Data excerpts
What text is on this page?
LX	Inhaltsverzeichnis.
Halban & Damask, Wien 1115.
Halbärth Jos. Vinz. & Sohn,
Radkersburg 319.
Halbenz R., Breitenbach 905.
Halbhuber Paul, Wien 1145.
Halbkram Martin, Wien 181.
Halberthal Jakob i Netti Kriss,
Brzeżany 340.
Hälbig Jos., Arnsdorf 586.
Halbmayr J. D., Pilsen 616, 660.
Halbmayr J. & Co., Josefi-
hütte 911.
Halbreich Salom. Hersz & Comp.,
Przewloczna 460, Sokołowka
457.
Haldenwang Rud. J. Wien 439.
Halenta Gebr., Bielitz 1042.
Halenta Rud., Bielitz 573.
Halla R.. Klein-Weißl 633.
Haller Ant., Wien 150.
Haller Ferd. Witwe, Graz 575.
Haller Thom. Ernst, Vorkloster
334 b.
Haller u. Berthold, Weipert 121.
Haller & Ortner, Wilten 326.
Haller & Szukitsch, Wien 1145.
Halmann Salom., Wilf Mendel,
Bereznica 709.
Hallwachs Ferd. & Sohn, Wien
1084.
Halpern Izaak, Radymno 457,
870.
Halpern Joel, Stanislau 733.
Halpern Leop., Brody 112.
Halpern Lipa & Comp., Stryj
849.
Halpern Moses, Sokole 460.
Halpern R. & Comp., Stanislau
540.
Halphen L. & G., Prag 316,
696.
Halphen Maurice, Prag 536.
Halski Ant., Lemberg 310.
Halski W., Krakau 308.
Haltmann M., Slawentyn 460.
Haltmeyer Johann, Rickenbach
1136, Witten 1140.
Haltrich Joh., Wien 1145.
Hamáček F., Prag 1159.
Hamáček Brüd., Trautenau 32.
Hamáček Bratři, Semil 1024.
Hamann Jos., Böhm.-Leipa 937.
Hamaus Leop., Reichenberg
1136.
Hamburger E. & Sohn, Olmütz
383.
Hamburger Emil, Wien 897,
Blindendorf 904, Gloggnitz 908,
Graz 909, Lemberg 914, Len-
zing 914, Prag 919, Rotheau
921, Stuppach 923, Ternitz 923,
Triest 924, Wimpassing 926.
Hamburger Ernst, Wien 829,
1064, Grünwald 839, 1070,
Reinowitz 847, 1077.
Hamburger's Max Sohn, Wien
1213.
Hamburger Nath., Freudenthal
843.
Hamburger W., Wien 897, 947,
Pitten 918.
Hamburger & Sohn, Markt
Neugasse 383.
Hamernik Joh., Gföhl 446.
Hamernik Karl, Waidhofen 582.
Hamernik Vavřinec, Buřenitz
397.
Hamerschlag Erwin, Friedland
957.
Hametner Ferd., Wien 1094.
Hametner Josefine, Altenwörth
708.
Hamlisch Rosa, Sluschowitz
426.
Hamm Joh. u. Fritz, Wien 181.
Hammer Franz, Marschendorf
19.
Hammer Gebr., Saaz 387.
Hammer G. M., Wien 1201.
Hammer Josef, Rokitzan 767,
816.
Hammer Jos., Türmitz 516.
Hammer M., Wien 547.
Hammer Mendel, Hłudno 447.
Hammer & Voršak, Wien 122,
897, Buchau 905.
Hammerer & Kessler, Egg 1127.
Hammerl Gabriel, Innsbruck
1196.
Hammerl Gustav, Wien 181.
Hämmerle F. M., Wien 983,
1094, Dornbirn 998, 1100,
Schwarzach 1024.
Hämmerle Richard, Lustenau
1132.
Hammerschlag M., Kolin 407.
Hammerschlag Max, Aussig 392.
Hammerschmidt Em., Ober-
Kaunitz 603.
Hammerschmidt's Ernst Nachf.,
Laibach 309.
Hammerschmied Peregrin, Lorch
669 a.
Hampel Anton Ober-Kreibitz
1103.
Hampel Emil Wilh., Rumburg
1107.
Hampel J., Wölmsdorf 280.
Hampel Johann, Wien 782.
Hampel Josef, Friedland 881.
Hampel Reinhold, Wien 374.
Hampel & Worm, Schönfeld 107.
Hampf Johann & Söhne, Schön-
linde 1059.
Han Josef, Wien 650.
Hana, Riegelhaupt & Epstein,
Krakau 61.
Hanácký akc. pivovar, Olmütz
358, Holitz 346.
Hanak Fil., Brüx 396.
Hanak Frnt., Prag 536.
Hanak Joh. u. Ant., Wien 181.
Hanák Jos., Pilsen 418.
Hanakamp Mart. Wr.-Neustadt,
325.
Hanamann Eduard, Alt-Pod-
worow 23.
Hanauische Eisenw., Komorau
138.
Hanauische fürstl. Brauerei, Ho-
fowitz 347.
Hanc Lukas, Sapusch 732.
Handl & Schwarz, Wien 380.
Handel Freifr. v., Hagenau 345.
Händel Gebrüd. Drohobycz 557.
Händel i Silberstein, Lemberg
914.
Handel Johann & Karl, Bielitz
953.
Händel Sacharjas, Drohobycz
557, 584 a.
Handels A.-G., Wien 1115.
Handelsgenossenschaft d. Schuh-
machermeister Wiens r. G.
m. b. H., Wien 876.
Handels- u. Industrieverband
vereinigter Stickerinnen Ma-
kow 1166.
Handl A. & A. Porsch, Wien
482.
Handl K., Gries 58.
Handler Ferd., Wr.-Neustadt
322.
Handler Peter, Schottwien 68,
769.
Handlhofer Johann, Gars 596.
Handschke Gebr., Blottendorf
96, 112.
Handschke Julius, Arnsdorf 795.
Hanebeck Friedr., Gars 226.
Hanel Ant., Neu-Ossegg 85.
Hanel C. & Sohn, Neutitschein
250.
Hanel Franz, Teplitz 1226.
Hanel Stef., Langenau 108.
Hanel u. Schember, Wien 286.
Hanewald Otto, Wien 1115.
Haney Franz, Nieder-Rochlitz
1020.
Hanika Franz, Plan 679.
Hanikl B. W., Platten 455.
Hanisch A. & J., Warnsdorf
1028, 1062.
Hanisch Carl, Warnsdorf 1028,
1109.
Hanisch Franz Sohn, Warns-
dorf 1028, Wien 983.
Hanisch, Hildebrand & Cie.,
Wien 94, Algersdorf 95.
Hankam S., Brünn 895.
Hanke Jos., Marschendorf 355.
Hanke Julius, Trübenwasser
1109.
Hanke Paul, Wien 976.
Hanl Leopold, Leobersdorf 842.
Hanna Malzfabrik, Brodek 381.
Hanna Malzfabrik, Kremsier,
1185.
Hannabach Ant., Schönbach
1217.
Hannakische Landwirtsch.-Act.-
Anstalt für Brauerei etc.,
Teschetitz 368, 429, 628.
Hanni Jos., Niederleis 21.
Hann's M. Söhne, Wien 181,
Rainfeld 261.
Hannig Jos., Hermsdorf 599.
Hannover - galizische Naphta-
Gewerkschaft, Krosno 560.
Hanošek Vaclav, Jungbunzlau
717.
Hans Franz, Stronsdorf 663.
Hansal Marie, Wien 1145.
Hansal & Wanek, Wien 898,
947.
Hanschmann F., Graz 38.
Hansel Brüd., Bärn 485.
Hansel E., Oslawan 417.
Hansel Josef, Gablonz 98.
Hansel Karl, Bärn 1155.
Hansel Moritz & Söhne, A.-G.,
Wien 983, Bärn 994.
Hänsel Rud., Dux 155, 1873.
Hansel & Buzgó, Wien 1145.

# Task details
What is needed here is an exact reproduction of all the entries.

# Output of the task
What text is on this page?
LX	Inhaltsverzeichnis.
Halban & Damask, Wien 1115.
Halbärth Jos. Vinz. & Sohn,
Radkersburg 319.
Halbenz R., Breitenbach 905.
Halbhuber Paul, Wien 1145.
Halbkram Martin, Wien 181.
Halberthal Jakob i Netti Kriss,
Brzeżany 340.
Hälbig Jos., Arnsdorf 586.
Halbmayr J. D., Pilsen 616, 660.
Halbmayr J. & Co., Josefi-
hütte 911.
Halbreich Salom. Hersz & Comp.,
Przewloczna 460, Sokołowka
457.
Haldenwang Rud. J. Wien 439.
Halenta Gebr., Bielitz 1042.
Halenta Rud., Bielitz 573.
Halla R.. Klein-Weißl 633.
Haller Ant., Wien 150.
Haller Ferd. Witwe, Graz 575.
Haller Thom. Ernst, Vorkloster
334 b.
Haller u. Berthold, Weipert 121.
Haller & Ortner, Wilten 326.
Haller & Szukitsch, Wien 1145.
Halmann Salom., Wilf Mendel,
Bereznica 709.
Hallwachs Ferd. & Sohn, Wien
1084.
Halpern Izaak, Radymno 457,
870.
Halpern Joel, Stanislau 733.
Halpern Leop., Brody 112.
Halpern Lipa & Comp., Stryj
849.
Halpern Moses, Sokole 460.
Halpern R. & Comp., Stanislau
540.
Halphen L. & G., Prag 316,
696.
Halphen Maurice, Prag 536.
Halski Ant., Lemberg 310.
Halski W., Krakau 308.
Haltmann M., Slawentyn 460.
Haltmeyer Johann, Rickenbach
1136, Witten 1140.
Haltrich Joh., Wien 1145.
Hamáček F., Prag 1159.
Hamáček Brüd., Trautenau 32.
Hamáček Bratři, Semil 1024.
Hamann Jos., Böhm.-Leipa 937.
Hamaus Leop., Reichenberg
1136.
Hamburger E. & Sohn, Olmütz
383.
Hamburger Emil, Wien 897,
Blindendorf 904, Gloggnitz 908,
Graz 909, Lemberg 914, Len-
zing 914, Prag 919, Rotheau
921, Stuppach 923, Ternitz 923,
Triest 924, Wimpassing 926.
Hamburger Ernst, Wien 829,
1064, Grünwald 839, 1070,
Reinowitz 847, 1077.
Hamburger's Max Sohn, Wien
1213.
Hamburger Nath., Freudenthal
843.
Hamburger W., Wien 897, 947,
Pitten 918.
Hamburger & Sohn, Markt
Neugasse 383.
Hamernik Joh., Gföhl 446.
Hamernik Karl, Waidhofen 582.
Hamernik Vavřinec, Buřenitz
397.
Hamerschlag Erwin, Friedland
957.
Hametner Ferd., Wien 1094.
Hametner Josefine, Altenwörth
708.
Hamlisch Rosa, Sluschowitz
426.
Hamm Joh. u. Fritz, Wien 181.
Hammer Franz, Marschendorf
19.
Hammer Gebr., Saaz 387.
Hammer G. M., Wien 1201.
Hammer Josef, Rokitzan 767,
816.
Hammer Jos., Türmitz 516.
Hammer M., Wien 547.
Hammer Mendel, Hłudno 447.
Hammer & Voršak, Wien 122,
897, Buchau 905.
Hammerer & Kessler, Egg 1127.
Hammerl Gabriel, Innsbruck
1196.
Hammerl Gustav, Wien 181.
Hämmerle F. M., Wien 983,
1094, Dornbirn 998, 1100,
Schwarzach 1024.
Hämmerle Richard, Lustenau
1132.
Hammerschlag M., Kolin 407.
Hammerschlag Max, Aussig 392.
Hammerschmidt Em., Ober-
Kaunitz 603.
Hammerschmidt's Ernst Nachf.,
Laibach 309.
Hammerschmied Peregrin, Lorch
669 a.
Hampel Anton Ober-Kreibitz
1103.
Hampel Emil Wilh., Rumburg
1107.
Hampel J., Wölmsdorf 280.
Hampel Johann, Wien 782.
Hampel Josef, Friedland 881.
Hampel Reinhold, Wien 374.
Hampel & Worm, Schönfeld 107.
Hampf Johann & Söhne, Schön-
linde 1059.
Han Josef, Wien 650.
Hana, Riegelhaupt & Epstein,
Krakau 61.
Hanácký akc. pivovar, Olmütz
358, Holitz 346.
Hanak Fil., Brüx 396.
Hanak Frnt., Prag 536.
Hanak Joh. u. Ant., Wien 181.
Hanák Jos., Pilsen 418.
Hanakamp Mart. Wr.-Neustadt,
325.
Hanamann Eduard, Alt-Pod-
worow 23.
Hanauische Eisenw., Komorau
138.
Hanauische fürstl. Brauerei, Ho-
fowitz 347.
Hanc Lukas, Sapusch 732.
Handl & Schwarz, Wien 380.
Handel Freifr. v., Hagenau 345.
Händel Gebrüd. Drohobycz 557.
Händel i Silberstein, Lemberg
914.
Handel Johann & Karl, Bielitz
953.
Händel Sacharjas, Drohobycz
557, 584 a.
Handels A.-G., Wien 1115.
Handelsgenossenschaft d. Schuh-
machermeister Wiens r. G.
m. b. H., Wien 876.
Handels- u. Industrieverband
vereinigter Stickerinnen Ma-
kow 1166.
Handl A. & A. Porsch, Wien
482.
Handl K., Gries 58.
Handler Ferd., Wr.-Neustadt
322.
Handler Peter, Schottwien 68,
769.
Handlhofer Johann, Gars 596.
Handschke Gebr., Blottendorf
96, 112.
Handschke Julius, Arnsdorf 795.
Hanebeck Friedr., Gars 226.
Hanel Ant., Neu-Ossegg 85.
Hanel C. & Sohn, Neutitschein
250.
Hanel Franz, Teplitz 1226.
Hanel Stef., Langenau 108.
Hanel u. Schember, Wien 286.
Hanewald Otto, Wien 1115.
Haney Franz, Nieder-Rochlitz
1020.
Hanika Franz, Plan 679.
Hanikl B. W., Platten 455.
Hanisch A. & J., Warnsdorf
1028, 1062.
Hanisch Carl, Warnsdorf 1028,
1109.
Hanisch Franz Sohn, Warns-
dorf 1028, Wien 983.
Hanisch, Hildebrand & Cie.,
Wien 94, Algersdorf 95.
Hankam S., Brünn 895.
Hanke Jos., Marschendorf 355.
Hanke Julius, Trübenwasser
1109.
Hanke Paul, Wien 976.
Hanl Leopold, Leobersdorf 842.
Hanna Malzfabrik, Brodek 381.
Hanna Malzfabrik, Kremsier,
1185.
Hannabach Ant., Schönbach
1217.
Hannakische Landwirtsch.-Act.-
Anstalt für Brauerei etc.,
Teschetitz 368, 429, 628.
Hanni Jos., Niederleis 21.
Hann's M. Söhne, Wien 181,
Rainfeld 261.
Hannig Jos., Hermsdorf 599.
Hannover - galizische Naphta-
Gewerkschaft, Krosno 560.
Hanošek Vaclav, Jungbunzlau
717.
Hans Franz, Stronsdorf 663.
Hansal Marie, Wien 1145.
Hansal & Wanek, Wien 898,
947.
Hanschmann F., Graz 38.
Hansel Brüd., Bärn 485.
Hansel E., Oslawan 417.
Hansel Josef, Gablonz 98.
Hansel Karl, Bärn 1155.
Hansel Moritz & Söhne, A.-G.,
Wien 983, Bärn 994.
Hänsel Rud., Dux 155, 1873.
Hansel & Buzgó, Wien 1145.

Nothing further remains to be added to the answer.